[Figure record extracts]
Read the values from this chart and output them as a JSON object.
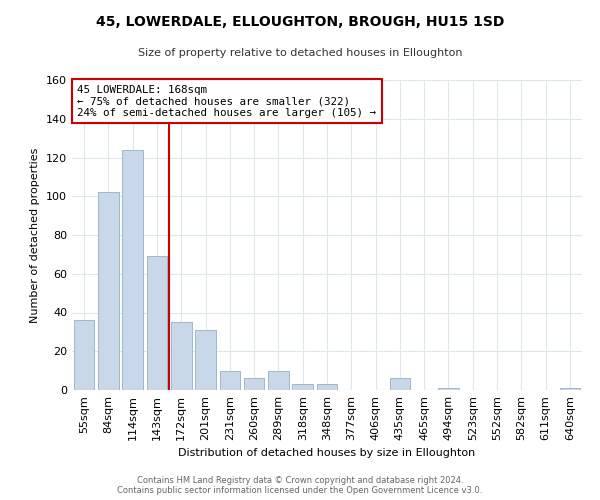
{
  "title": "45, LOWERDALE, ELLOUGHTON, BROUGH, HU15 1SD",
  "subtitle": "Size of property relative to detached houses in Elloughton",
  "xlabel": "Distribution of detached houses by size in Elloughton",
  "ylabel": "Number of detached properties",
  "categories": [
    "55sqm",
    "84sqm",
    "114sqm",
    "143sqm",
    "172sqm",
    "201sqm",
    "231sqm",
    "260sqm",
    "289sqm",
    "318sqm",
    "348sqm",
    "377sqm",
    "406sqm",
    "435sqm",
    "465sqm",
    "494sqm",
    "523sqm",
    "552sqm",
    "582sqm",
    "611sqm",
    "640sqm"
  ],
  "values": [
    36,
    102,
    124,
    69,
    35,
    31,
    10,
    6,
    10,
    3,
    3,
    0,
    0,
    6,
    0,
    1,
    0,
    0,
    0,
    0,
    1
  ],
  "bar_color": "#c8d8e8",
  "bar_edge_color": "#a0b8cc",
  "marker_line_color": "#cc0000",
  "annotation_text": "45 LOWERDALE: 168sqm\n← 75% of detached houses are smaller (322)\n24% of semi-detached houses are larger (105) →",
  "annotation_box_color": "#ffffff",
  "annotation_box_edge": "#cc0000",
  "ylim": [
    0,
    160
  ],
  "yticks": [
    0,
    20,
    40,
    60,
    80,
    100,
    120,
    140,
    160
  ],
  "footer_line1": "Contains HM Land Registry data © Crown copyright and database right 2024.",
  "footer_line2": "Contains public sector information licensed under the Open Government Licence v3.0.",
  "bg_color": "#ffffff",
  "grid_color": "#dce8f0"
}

GIVEN INSTRUCTION: Each entry must be retyped word for word, with every image omitted.

THE RESULT:
Read the values from this chart and output them as a JSON object.
{
  "title": "45, LOWERDALE, ELLOUGHTON, BROUGH, HU15 1SD",
  "subtitle": "Size of property relative to detached houses in Elloughton",
  "xlabel": "Distribution of detached houses by size in Elloughton",
  "ylabel": "Number of detached properties",
  "categories": [
    "55sqm",
    "84sqm",
    "114sqm",
    "143sqm",
    "172sqm",
    "201sqm",
    "231sqm",
    "260sqm",
    "289sqm",
    "318sqm",
    "348sqm",
    "377sqm",
    "406sqm",
    "435sqm",
    "465sqm",
    "494sqm",
    "523sqm",
    "552sqm",
    "582sqm",
    "611sqm",
    "640sqm"
  ],
  "values": [
    36,
    102,
    124,
    69,
    35,
    31,
    10,
    6,
    10,
    3,
    3,
    0,
    0,
    6,
    0,
    1,
    0,
    0,
    0,
    0,
    1
  ],
  "bar_color": "#c8d8e8",
  "bar_edge_color": "#a0b8cc",
  "marker_line_color": "#cc0000",
  "annotation_text": "45 LOWERDALE: 168sqm\n← 75% of detached houses are smaller (322)\n24% of semi-detached houses are larger (105) →",
  "annotation_box_color": "#ffffff",
  "annotation_box_edge": "#cc0000",
  "ylim": [
    0,
    160
  ],
  "yticks": [
    0,
    20,
    40,
    60,
    80,
    100,
    120,
    140,
    160
  ],
  "footer_line1": "Contains HM Land Registry data © Crown copyright and database right 2024.",
  "footer_line2": "Contains public sector information licensed under the Open Government Licence v3.0.",
  "bg_color": "#ffffff",
  "grid_color": "#dce8f0"
}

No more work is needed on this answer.